▶ Problem description:
All of the data should be repeated exactly; pictures are not part of the copy.

▶ Material supplied:
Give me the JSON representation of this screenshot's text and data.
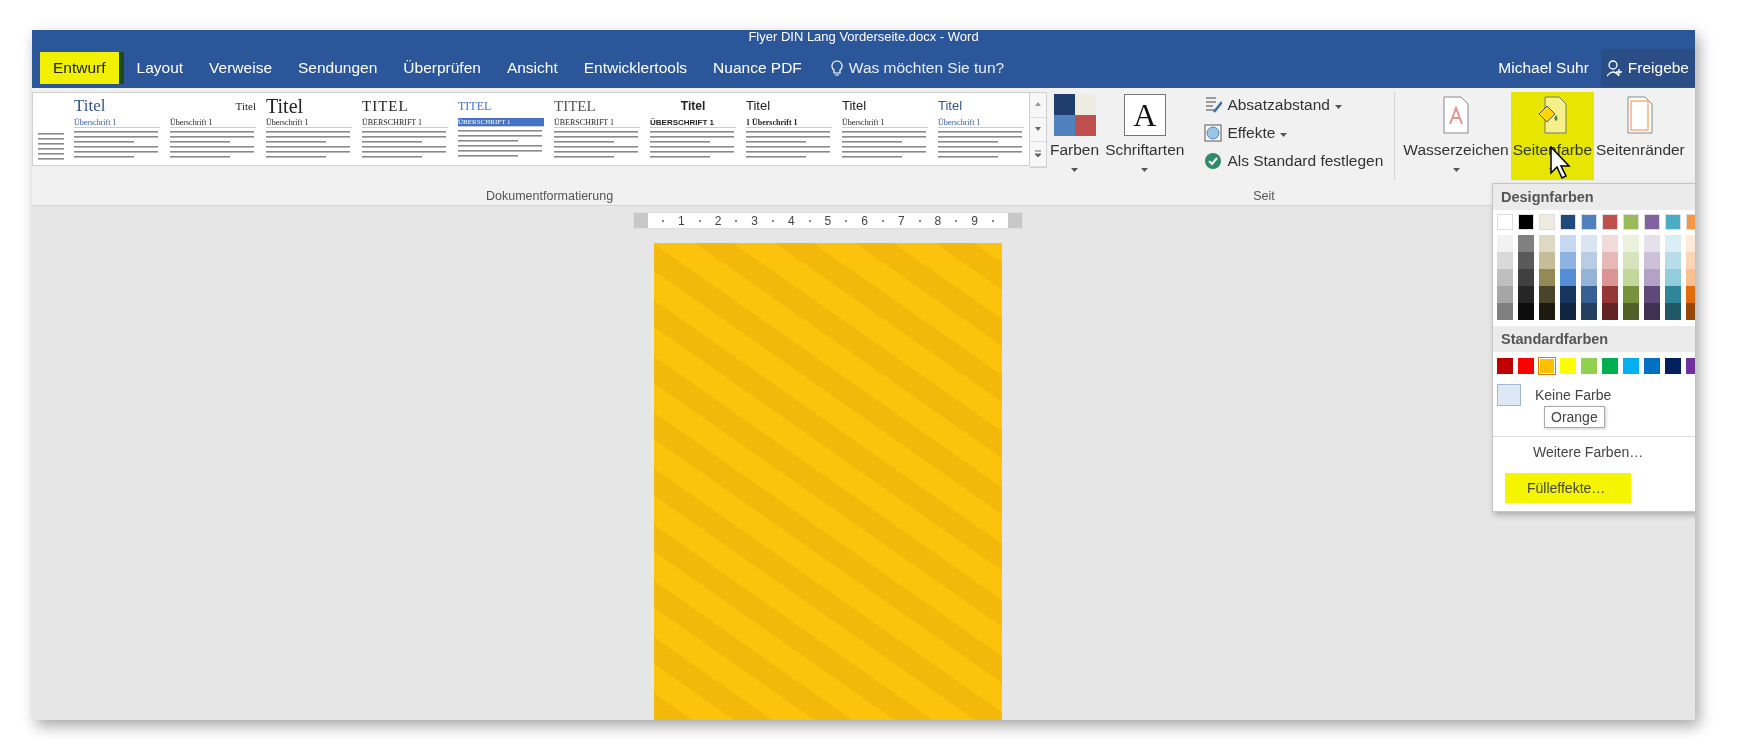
{
  "window": {
    "title": "Flyer DIN Lang Vorderseite.docx - Word"
  },
  "tabs": [
    {
      "label": "Entwurf",
      "selected": true
    },
    {
      "label": "Layout",
      "selected": false
    },
    {
      "label": "Verweise",
      "selected": false
    },
    {
      "label": "Sendungen",
      "selected": false
    },
    {
      "label": "Überprüfen",
      "selected": false
    },
    {
      "label": "Ansicht",
      "selected": false
    },
    {
      "label": "Entwicklertools",
      "selected": false
    },
    {
      "label": "Nuance PDF",
      "selected": false
    }
  ],
  "tell_me": {
    "label": "Was möchten Sie tun?"
  },
  "user": {
    "name": "Michael Suhr"
  },
  "share": {
    "label": "Freigebe"
  },
  "style_gallery": {
    "group_label": "Dokumentformatierung",
    "thumbnails": [
      {
        "kind": "partial"
      },
      {
        "kind": "blue",
        "title": "Titel",
        "heading": "Überschrift 1"
      },
      {
        "kind": "caps",
        "title": "Titel",
        "heading": "Überschrift 1"
      },
      {
        "kind": "classic",
        "title": "Titel",
        "heading": "Überschrift 1"
      },
      {
        "kind": "serif-caps",
        "title": "TITEL",
        "heading": "ÜBERSCHRIFT 1"
      },
      {
        "kind": "banded",
        "title": "TITEL",
        "heading": "ÜBERSCHRIFT 1"
      },
      {
        "kind": "gray-caps",
        "title": "TITEL",
        "heading": "ÜBERSCHRIFT 1"
      },
      {
        "kind": "bold",
        "title": "Titel",
        "heading": "ÜBERSCHRIFT 1"
      },
      {
        "kind": "numbered",
        "title": "Titel",
        "heading": "1 Überschrift 1"
      },
      {
        "kind": "plain",
        "title": "Titel",
        "heading": "Überschrift 1"
      },
      {
        "kind": "accent",
        "title": "Titel",
        "heading": "Überschrift 1"
      }
    ]
  },
  "design_buttons": [
    {
      "kind": "colors",
      "label": "Farben"
    },
    {
      "kind": "fonts",
      "label": "Schriftarten",
      "glyph": "A"
    }
  ],
  "design_options": [
    {
      "kind": "spacing",
      "label": "Absatzabstand",
      "dropdown": true
    },
    {
      "kind": "effects",
      "label": "Effekte",
      "dropdown": true
    },
    {
      "kind": "default",
      "label": "Als Standard festlegen",
      "dropdown": false
    }
  ],
  "page_background": {
    "group_label": "Seit",
    "buttons": [
      {
        "kind": "watermark",
        "label": "Wasserzeichen",
        "dropdown": true,
        "highlighted": false
      },
      {
        "kind": "page-color",
        "label": "Seitenfarbe",
        "dropdown": true,
        "highlighted": true
      },
      {
        "kind": "borders",
        "label": "Seitenränder",
        "dropdown": false,
        "highlighted": false
      }
    ]
  },
  "ruler": {
    "numbers": [
      "1",
      "2",
      "3",
      "4",
      "5",
      "6",
      "7",
      "8",
      "9"
    ]
  },
  "color_menu": {
    "theme_heading": "Designfarben",
    "theme_colors": [
      {
        "color": "#ffffff",
        "shades": [
          {
            "color": "#f2f2f2"
          },
          {
            "color": "#d9d9d9"
          },
          {
            "color": "#bfbfbf"
          },
          {
            "color": "#a6a6a6"
          },
          {
            "color": "#808080"
          }
        ]
      },
      {
        "color": "#000000",
        "shades": [
          {
            "color": "#808080"
          },
          {
            "color": "#595959"
          },
          {
            "color": "#404040"
          },
          {
            "color": "#262626"
          },
          {
            "color": "#0d0d0d"
          }
        ]
      },
      {
        "color": "#eeece1",
        "shades": [
          {
            "color": "#ddd9c3"
          },
          {
            "color": "#c4bd97"
          },
          {
            "color": "#948a54"
          },
          {
            "color": "#4a452a"
          },
          {
            "color": "#1d1b11"
          }
        ]
      },
      {
        "color": "#1f497d",
        "shades": [
          {
            "color": "#c6d9f0"
          },
          {
            "color": "#8db3e2"
          },
          {
            "color": "#548dd4"
          },
          {
            "color": "#17365d"
          },
          {
            "color": "#0f243e"
          }
        ]
      },
      {
        "color": "#4f81bd",
        "shades": [
          {
            "color": "#dbe5f1"
          },
          {
            "color": "#b8cce4"
          },
          {
            "color": "#95b3d7"
          },
          {
            "color": "#366092"
          },
          {
            "color": "#244061"
          }
        ]
      },
      {
        "color": "#c0504d",
        "shades": [
          {
            "color": "#f2dcdb"
          },
          {
            "color": "#e5b9b7"
          },
          {
            "color": "#d99694"
          },
          {
            "color": "#953734"
          },
          {
            "color": "#632423"
          }
        ]
      },
      {
        "color": "#9bbb59",
        "shades": [
          {
            "color": "#ebf1dd"
          },
          {
            "color": "#d7e3bc"
          },
          {
            "color": "#c3d69b"
          },
          {
            "color": "#76923c"
          },
          {
            "color": "#4f6128"
          }
        ]
      },
      {
        "color": "#8064a2",
        "shades": [
          {
            "color": "#e5e0ec"
          },
          {
            "color": "#ccc1d9"
          },
          {
            "color": "#b2a2c7"
          },
          {
            "color": "#5f497a"
          },
          {
            "color": "#3f3151"
          }
        ]
      },
      {
        "color": "#4bacc6",
        "shades": [
          {
            "color": "#dbeef3"
          },
          {
            "color": "#b7dde8"
          },
          {
            "color": "#92cddc"
          },
          {
            "color": "#31859b"
          },
          {
            "color": "#205867"
          }
        ]
      },
      {
        "color": "#f79646",
        "shades": [
          {
            "color": "#fdeada"
          },
          {
            "color": "#fbd5b5"
          },
          {
            "color": "#fac08f"
          },
          {
            "color": "#e36c09"
          },
          {
            "color": "#974806"
          }
        ]
      }
    ],
    "standard_heading": "Standardfarben",
    "standard_colors": [
      {
        "color": "#c00000",
        "selected": false
      },
      {
        "color": "#ff0000",
        "selected": false
      },
      {
        "color": "#ffc000",
        "selected": true
      },
      {
        "color": "#ffff00",
        "selected": false
      },
      {
        "color": "#92d050",
        "selected": false
      },
      {
        "color": "#00b050",
        "selected": false
      },
      {
        "color": "#00b0f0",
        "selected": false
      },
      {
        "color": "#0070c0",
        "selected": false
      },
      {
        "color": "#002060",
        "selected": false
      },
      {
        "color": "#7030a0",
        "selected": false
      }
    ],
    "no_color": {
      "label": "Keine Farbe"
    },
    "items": [
      {
        "label": "Weitere Farben…",
        "highlighted": false
      },
      {
        "label": "Fülleffekte…",
        "highlighted": true
      }
    ],
    "tooltip": "Orange"
  }
}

▶ Written reply:
Give me the JSON representation of this screenshot's text and data.
{
  "window": {
    "title": "Flyer DIN Lang Vorderseite.docx - Word"
  },
  "tabs": [
    {
      "label": "Entwurf",
      "selected": true
    },
    {
      "label": "Layout",
      "selected": false
    },
    {
      "label": "Verweise",
      "selected": false
    },
    {
      "label": "Sendungen",
      "selected": false
    },
    {
      "label": "Überprüfen",
      "selected": false
    },
    {
      "label": "Ansicht",
      "selected": false
    },
    {
      "label": "Entwicklertools",
      "selected": false
    },
    {
      "label": "Nuance PDF",
      "selected": false
    }
  ],
  "tell_me": {
    "label": "Was möchten Sie tun?"
  },
  "user": {
    "name": "Michael Suhr"
  },
  "share": {
    "label": "Freigebe"
  },
  "style_gallery": {
    "group_label": "Dokumentformatierung",
    "thumbnails": [
      {
        "kind": "partial"
      },
      {
        "kind": "blue",
        "title": "Titel",
        "heading": "Überschrift 1"
      },
      {
        "kind": "caps",
        "title": "Titel",
        "heading": "Überschrift 1"
      },
      {
        "kind": "classic",
        "title": "Titel",
        "heading": "Überschrift 1"
      },
      {
        "kind": "serif-caps",
        "title": "TITEL",
        "heading": "ÜBERSCHRIFT 1"
      },
      {
        "kind": "banded",
        "title": "TITEL",
        "heading": "ÜBERSCHRIFT 1"
      },
      {
        "kind": "gray-caps",
        "title": "TITEL",
        "heading": "ÜBERSCHRIFT 1"
      },
      {
        "kind": "bold",
        "title": "Titel",
        "heading": "ÜBERSCHRIFT 1"
      },
      {
        "kind": "numbered",
        "title": "Titel",
        "heading": "1 Überschrift 1"
      },
      {
        "kind": "plain",
        "title": "Titel",
        "heading": "Überschrift 1"
      },
      {
        "kind": "accent",
        "title": "Titel",
        "heading": "Überschrift 1"
      }
    ]
  },
  "design_buttons": [
    {
      "kind": "colors",
      "label": "Farben"
    },
    {
      "kind": "fonts",
      "label": "Schriftarten",
      "glyph": "A"
    }
  ],
  "design_options": [
    {
      "kind": "spacing",
      "label": "Absatzabstand",
      "dropdown": true
    },
    {
      "kind": "effects",
      "label": "Effekte",
      "dropdown": true
    },
    {
      "kind": "default",
      "label": "Als Standard festlegen",
      "dropdown": false
    }
  ],
  "page_background": {
    "group_label": "Seit",
    "buttons": [
      {
        "kind": "watermark",
        "label": "Wasserzeichen",
        "dropdown": true,
        "highlighted": false
      },
      {
        "kind": "page-color",
        "label": "Seitenfarbe",
        "dropdown": true,
        "highlighted": true
      },
      {
        "kind": "borders",
        "label": "Seitenränder",
        "dropdown": false,
        "highlighted": false
      }
    ]
  },
  "ruler": {
    "numbers": [
      "1",
      "2",
      "3",
      "4",
      "5",
      "6",
      "7",
      "8",
      "9"
    ]
  },
  "color_menu": {
    "theme_heading": "Designfarben",
    "theme_colors": [
      {
        "color": "#ffffff",
        "shades": [
          {
            "color": "#f2f2f2"
          },
          {
            "color": "#d9d9d9"
          },
          {
            "color": "#bfbfbf"
          },
          {
            "color": "#a6a6a6"
          },
          {
            "color": "#808080"
          }
        ]
      },
      {
        "color": "#000000",
        "shades": [
          {
            "color": "#808080"
          },
          {
            "color": "#595959"
          },
          {
            "color": "#404040"
          },
          {
            "color": "#262626"
          },
          {
            "color": "#0d0d0d"
          }
        ]
      },
      {
        "color": "#eeece1",
        "shades": [
          {
            "color": "#ddd9c3"
          },
          {
            "color": "#c4bd97"
          },
          {
            "color": "#948a54"
          },
          {
            "color": "#4a452a"
          },
          {
            "color": "#1d1b11"
          }
        ]
      },
      {
        "color": "#1f497d",
        "shades": [
          {
            "color": "#c6d9f0"
          },
          {
            "color": "#8db3e2"
          },
          {
            "color": "#548dd4"
          },
          {
            "color": "#17365d"
          },
          {
            "color": "#0f243e"
          }
        ]
      },
      {
        "color": "#4f81bd",
        "shades": [
          {
            "color": "#dbe5f1"
          },
          {
            "color": "#b8cce4"
          },
          {
            "color": "#95b3d7"
          },
          {
            "color": "#366092"
          },
          {
            "color": "#244061"
          }
        ]
      },
      {
        "color": "#c0504d",
        "shades": [
          {
            "color": "#f2dcdb"
          },
          {
            "color": "#e5b9b7"
          },
          {
            "color": "#d99694"
          },
          {
            "color": "#953734"
          },
          {
            "color": "#632423"
          }
        ]
      },
      {
        "color": "#9bbb59",
        "shades": [
          {
            "color": "#ebf1dd"
          },
          {
            "color": "#d7e3bc"
          },
          {
            "color": "#c3d69b"
          },
          {
            "color": "#76923c"
          },
          {
            "color": "#4f6128"
          }
        ]
      },
      {
        "color": "#8064a2",
        "shades": [
          {
            "color": "#e5e0ec"
          },
          {
            "color": "#ccc1d9"
          },
          {
            "color": "#b2a2c7"
          },
          {
            "color": "#5f497a"
          },
          {
            "color": "#3f3151"
          }
        ]
      },
      {
        "color": "#4bacc6",
        "shades": [
          {
            "color": "#dbeef3"
          },
          {
            "color": "#b7dde8"
          },
          {
            "color": "#92cddc"
          },
          {
            "color": "#31859b"
          },
          {
            "color": "#205867"
          }
        ]
      },
      {
        "color": "#f79646",
        "shades": [
          {
            "color": "#fdeada"
          },
          {
            "color": "#fbd5b5"
          },
          {
            "color": "#fac08f"
          },
          {
            "color": "#e36c09"
          },
          {
            "color": "#974806"
          }
        ]
      }
    ],
    "standard_heading": "Standardfarben",
    "standard_colors": [
      {
        "color": "#c00000",
        "selected": false
      },
      {
        "color": "#ff0000",
        "selected": false
      },
      {
        "color": "#ffc000",
        "selected": true
      },
      {
        "color": "#ffff00",
        "selected": false
      },
      {
        "color": "#92d050",
        "selected": false
      },
      {
        "color": "#00b050",
        "selected": false
      },
      {
        "color": "#00b0f0",
        "selected": false
      },
      {
        "color": "#0070c0",
        "selected": false
      },
      {
        "color": "#002060",
        "selected": false
      },
      {
        "color": "#7030a0",
        "selected": false
      }
    ],
    "no_color": {
      "label": "Keine Farbe"
    },
    "items": [
      {
        "label": "Weitere Farben…",
        "highlighted": false
      },
      {
        "label": "Fülleffekte…",
        "highlighted": true
      }
    ],
    "tooltip": "Orange"
  }
}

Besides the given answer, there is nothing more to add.